→ Prompt:
Look through the listing and locate every line containing the word "여가생활을"; copy those lines.
═══ Extracted data ═══
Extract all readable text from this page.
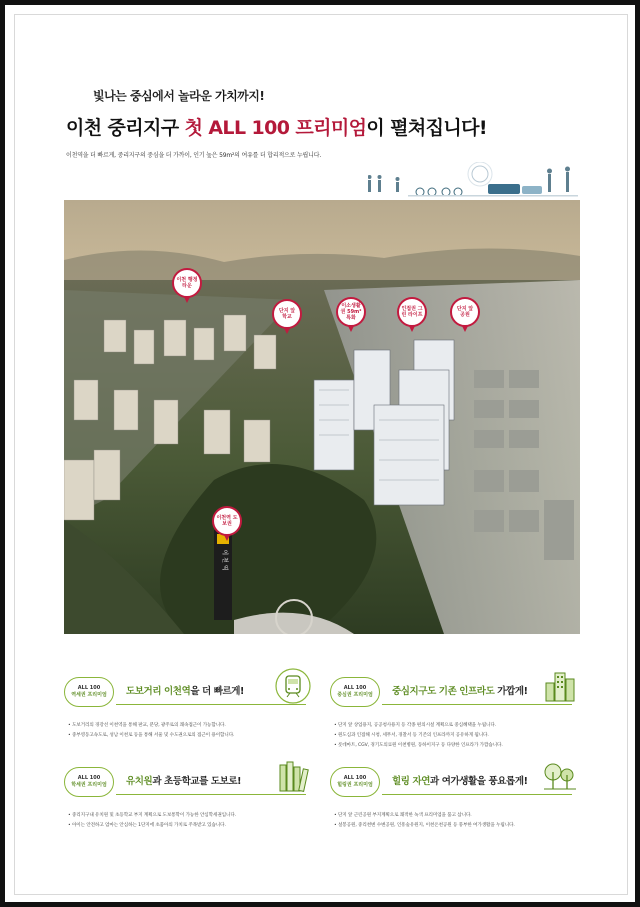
빛나는 중심에서 놀라운 가치까지!
이천 중리지구 첫 ALL 100 프리미엄이 펼쳐집니다!
이천역을 더 빠르게, 중리지구의 중심을 더 가까이, 인기 높은 59m²의 여유를 더 합리적으로 누립니다.
이 천 역
이천 행정타운
단지 앞 학교
이소생활권 59m² 특화
인접권 그린 라이프
단지 앞 공원
이천역 도보권
ALL 100
역세권 프리미엄 도보거리 이천역을 더 빠르게!
• 도보거리의 경강선 이천역을 통해 판교, 분당, 광주로의 쾌속접근이 가능합니다.
• 중부영동고속도로, 성남 이천로 등을 통해 서울 및 수도권으로의 접근이 용이합니다.
ALL 100
중심권 프리미엄 중심지구도 기존 인프라도 가깝게!
• 단지 앞 상업용지, 공공청사용지 등 각종 편의시설 계획으로 중심혜택을 누립니다.
• 원도심과 인접해 시청, 세무서, 경찰서 등 기존의 인프라까지 공유하게 됩니다.
• 롯데마트, CGV, 경기도의료원 이천병원, 동하이지구 등 다양한 인프라가 가깝습니다.
ALL 100
학세권 프리미엄 유치원과 초등학교를 도보로!
• 중리지구내 유치원 및 초등학교 부지 계획으로 도보통학이 가능한 안심학세권입니다.
• 아이는 안전하고 엄마는 안심하는 1단지에 초품아의 가치로 주목받고 있습니다.
ALL 100
힐링권 프리미엄 힐링 자연과 여가생활을 풍요롭게!
• 단지 앞 근린공원 부지계획으로 쾌적한 녹색 프리미엄을 품고 삽니다.
• 설봉공원, 중리천변 수변공원, 인흥숲유원지, 이천온천공원 등 풍부한 여가생활을 누립니다.
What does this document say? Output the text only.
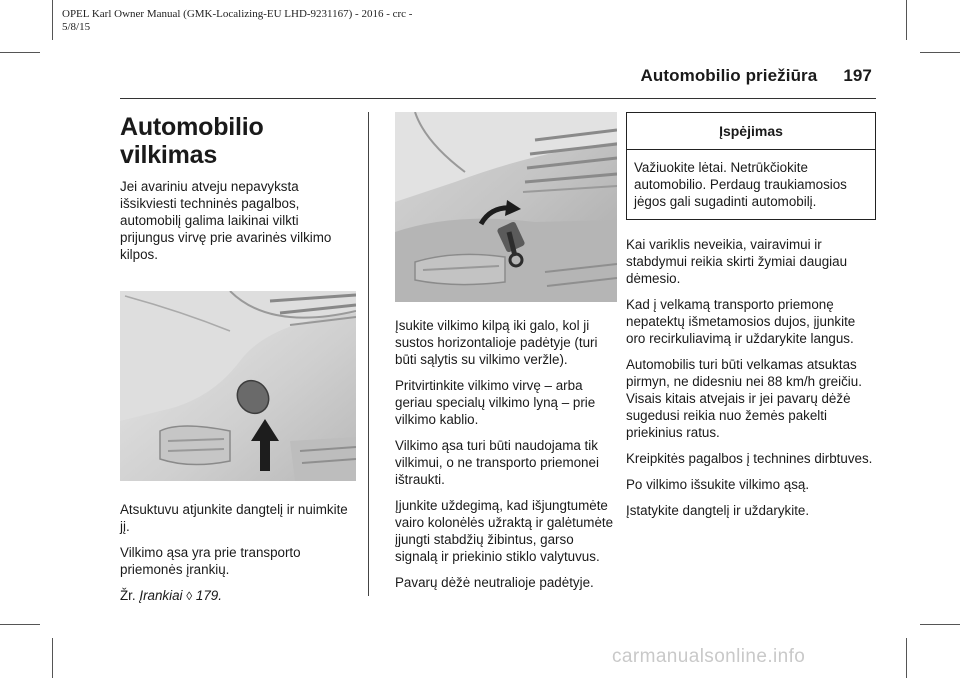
OPEL Karl Owner Manual (GMK-Localizing-EU LHD-9231167) - 2016 - crc -
5/8/15
Automobilio priežiūra 197
Automobilio vilkimas

Jei avariniu atveju nepavyksta išsikviesti techninės pagalbos, automobilį galima laikinai vilkti prijungus virvę prie avarinės vilkimo kilpos.

Atsuktuvu atjunkite dangtelį ir nuimkite jį.

Vilkimo ąsa yra prie transporto priemonės įrankių.

Žr. Įrankiai ◊ 179.

Įsukite vilkimo kilpą iki galo, kol ji sustos horizontalioje padėtyje (turi būti sąlytis su vilkimo veržle).

Pritvirtinkite vilkimo virvę – arba geriau specialų vilkimo lyną – prie vilkimo kablio.

Vilkimo ąsa turi būti naudojama tik vilkimui, o ne transporto priemonei ištraukti.

Įjunkite uždegimą, kad išjungtumėte vairo kolonėlės užraktą ir galėtumėte įjungti stabdžių žibintus, garso signalą ir priekinio stiklo valytuvus.

Pavarų dėžė neutralioje padėtyje.

Įspėjimas
Važiuokite lėtai. Netrūkčiokite automobilio. Perdaug traukiamosios jėgos gali sugadinti automobilį.

Kai variklis neveikia, vairavimui ir stabdymui reikia skirti žymiai daugiau dėmesio.

Kad į velkamą transporto priemonę nepatektų išmetamosios dujos, įjunkite oro recirkuliavimą ir uždarykite langus.

Automobilis turi būti velkamas atsuktas pirmyn, ne didesniu nei 88 km/h greičiu. Visais kitais atvejais ir jei pavarų dėžė sugedusi reikia nuo žemės pakelti priekinius ratus.

Kreipkitės pagalbos į technines dirbtuves.

Po vilkimo išsukite vilkimo ąsą.

Įstatykite dangtelį ir uždarykite.

carmanualsonline.info
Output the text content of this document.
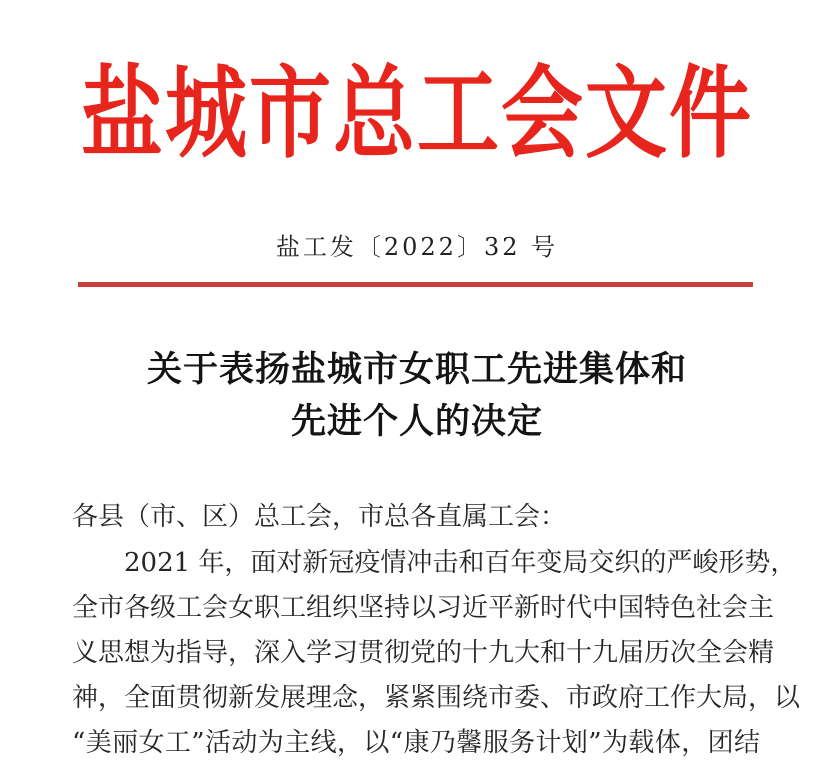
盐城市总工会文件
盐工发〔2022〕32 号
关于表扬盐城市女职工先进集体和
先进个人的决定
各县（市、区）总工会，市总各直属工会：
2021 年，面对新冠疫情冲击和百年变局交织的严峻形势，
全市各级工会女职工组织坚持以习近平新时代中国特色社会主
义思想为指导，深入学习贯彻党的十九大和十九届历次全会精
神，全面贯彻新发展理念，紧紧围绕市委、市政府工作大局，以
“美丽女工”活动为主线，以“康乃馨服务计划”为载体，团结
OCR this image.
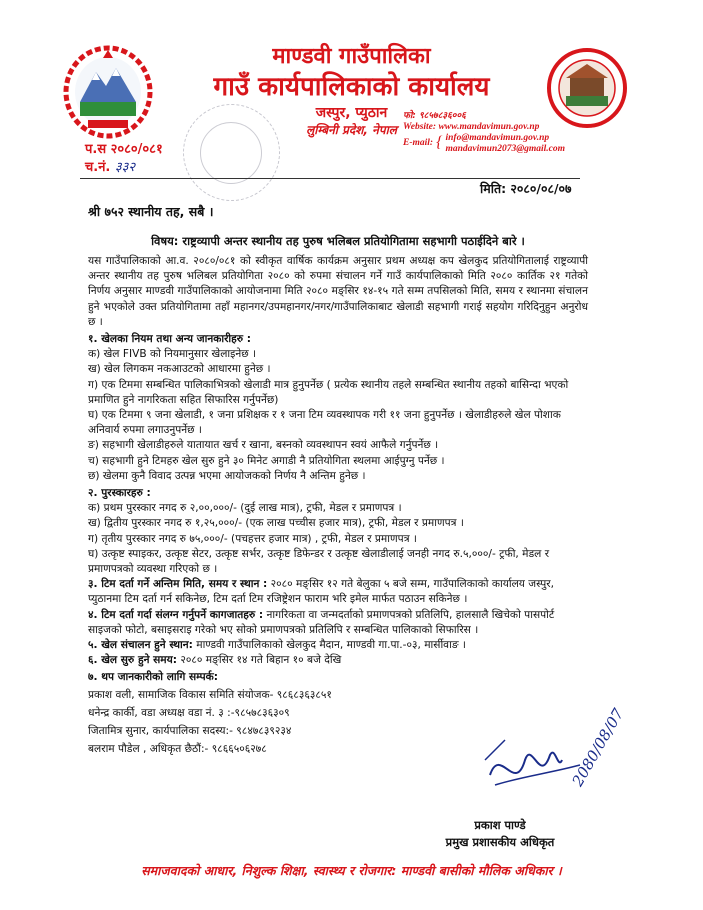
माण्डवी गाउँपालिका
गाउँ कार्यपालिकाको कार्यालय
जस्पुर, प्युठान
लुम्बिनी प्रदेश, नेपाल
फो: ९८५७८३६००६
Website: www.mandavimun.gov.np
E-mail: { info@mandavimun.gov.np
mandavimun2073@gmail.com
प.स २०८०/०८१
च.नं. ३३२
मिति: २०८०/०८/०७
श्री ७५२ स्थानीय तह, सबै ।
विषय: राष्ट्रव्यापी अन्तर स्थानीय तह पुरुष भलिबल प्रतियोगितामा सहभागी पठाईदिने बारे ।

यस गाउँपालिकाको आ.व. २०८०/०८१ को स्वीकृत वार्षिक कार्यक्रम अनुसार प्रथम अध्यक्ष कप खेलकुद प्रतियोगितालाई राष्ट्रव्यापी अन्तर स्थानीय तह पुरुष भलिबल प्रतियोगिता २०८० को रुपमा संचालन गर्ने गाउँ कार्यपालिकाको मिति २०८० कार्तिक २१ गतेको निर्णय अनुसार माण्डवी गाउँपालिकाको आयोजनामा मिति २०८० मङ्सिर १४-१५ गते सम्म तपसिलको मिति, समय र स्थानमा संचालन हुने भएकोले उक्त प्रतियोगितामा तहाँ महानगर/उपमहानगर/नगर/गाउँपालिकाबाट खेलाडी सहभागी गराई सहयोग गरिदिनुहुन अनुरोध छ ।

१. खेलका नियम तथा अन्य जानकारीहरु :

क) खेल FIVB को नियमानुसार खेलाइनेछ ।

ख) खेल लिगकम नकआउटको आधारमा हुनेछ ।

ग) एक टिममा सम्बन्धित पालिकाभित्रको खेलाडी मात्र हुनुपर्नेछ ( प्रत्येक स्थानीय तहले सम्बन्धित स्थानीय तहको बासिन्दा भएको प्रमाणित हुने नागरिकता सहित सिफारिस गर्नुपर्नेछ)

घ) एक टिममा ९ जना खेलाडी, १ जना प्रशिक्षक र १ जना टिम व्यवस्थापक गरी ११ जना हुनुपर्नेछ । खेलाडीहरुले खेल पोशाक अनिवार्य रुपमा लगाउनुपर्नेछ ।

ङ) सहभागी खेलाडीहरुले यातायात खर्च र खाना, बस्नको व्यवस्थापन स्वयं आफैले गर्नुपर्नेछ ।

च) सहभागी हुने टिमहरु खेल सुरु हुने ३० मिनेट अगाडी नै प्रतियोगिता स्थलमा आईपुग्नु पर्नेछ ।

छ) खेलमा कुनै विवाद उत्पन्न भएमा आयोजकको निर्णय नै अन्तिम हुनेछ ।

२. पुरस्कारहरु :

क) प्रथम पुरस्कार नगद रु २,००,०००/- (दुई लाख मात्र), ट्रफी, मेडल र प्रमाणपत्र ।

ख) द्वितीय पुरस्कार नगद रु १,२५,०००/- (एक लाख पच्चीस हजार मात्र), ट्रफी, मेडल र प्रमाणपत्र ।

ग) तृतीय पुरस्कार नगद रु ७५,०००/- (पचहत्तर हजार मात्र) , ट्रफी, मेडल र प्रमाणपत्र ।

घ) उत्कृष्ट स्पाइकर, उत्कृष्ट सेटर, उत्कृष्ट सर्भर, उत्कृष्ट डिफेन्डर र उत्कृष्ट खेलाडीलाई जनही नगद रु.५,०००/- ट्रफी, मेडल र प्रमाणपत्रको व्यवस्था गरिएको छ ।

३. टिम दर्ता गर्ने अन्तिम मिति, समय र स्थान : २०८० मङ्सिर १२ गते बेलुका ५ बजे सम्म, गाउँपालिकाको कार्यालय जस्पुर, प्युठानमा टिम दर्ता गर्न सकिनेछ, टिम दर्ता टिम रजिष्ट्रेशन फाराम भरि इमेल मार्फत पठाउन सकिनेछ ।

४. टिम दर्ता गर्दा संलग्न गर्नुपर्ने कागजातहरु : नागरिकता वा जन्मदर्ताको प्रमाणपत्रको प्रतिलिपि, हालसालै खिचेको पासपोर्ट साइजको फोटो, बसाइसराइ गरेको भए सोको प्रमाणपत्रको प्रतिलिपि र सम्बन्धित पालिकाको सिफारिस ।

५. खेल संचालन हुने स्थान: माण्डवी गाउँपालिकाको खेलकुद मैदान, माण्डवी गा.पा.-०३, मार्सीवाङ ।

६. खेल सुरु हुने समय: २०८० मङ्सिर १४ गते बिहान १० बजे देखि

७. थप जानकारीको लागि सम्पर्क:

प्रकाश वली, सामाजिक विकास समिति संयोजक- ९८६८३६३८५१

धनेन्द्र कार्की, वडा अध्यक्ष वडा नं. ३ :-९८५७८३६३०९

जितामित्र सुनार, कार्यपालिका सदस्य:- ९८४७८३९२३४

बलराम पौडेल , अधिकृत छैठौं:- ९८६६५०६२७८	2080/08/07
प्रकाश पाण्डे
प्रमुख प्रशासकीय अधिकृत
समाजवादको आधार, निशुल्क शिक्षा, स्वास्थ्य र रोजगार: माण्डवी बासीको मौलिक अधिकार ।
═══
→ Final answer:
힐링권 프리미엄 힐링 자연과 여가생활을 풍요롭게!
• 설봉공원, 중리천변 수변공원, 인흥숲유원지, 이천온천공원 등 풍부한 여가생활을 누립니다.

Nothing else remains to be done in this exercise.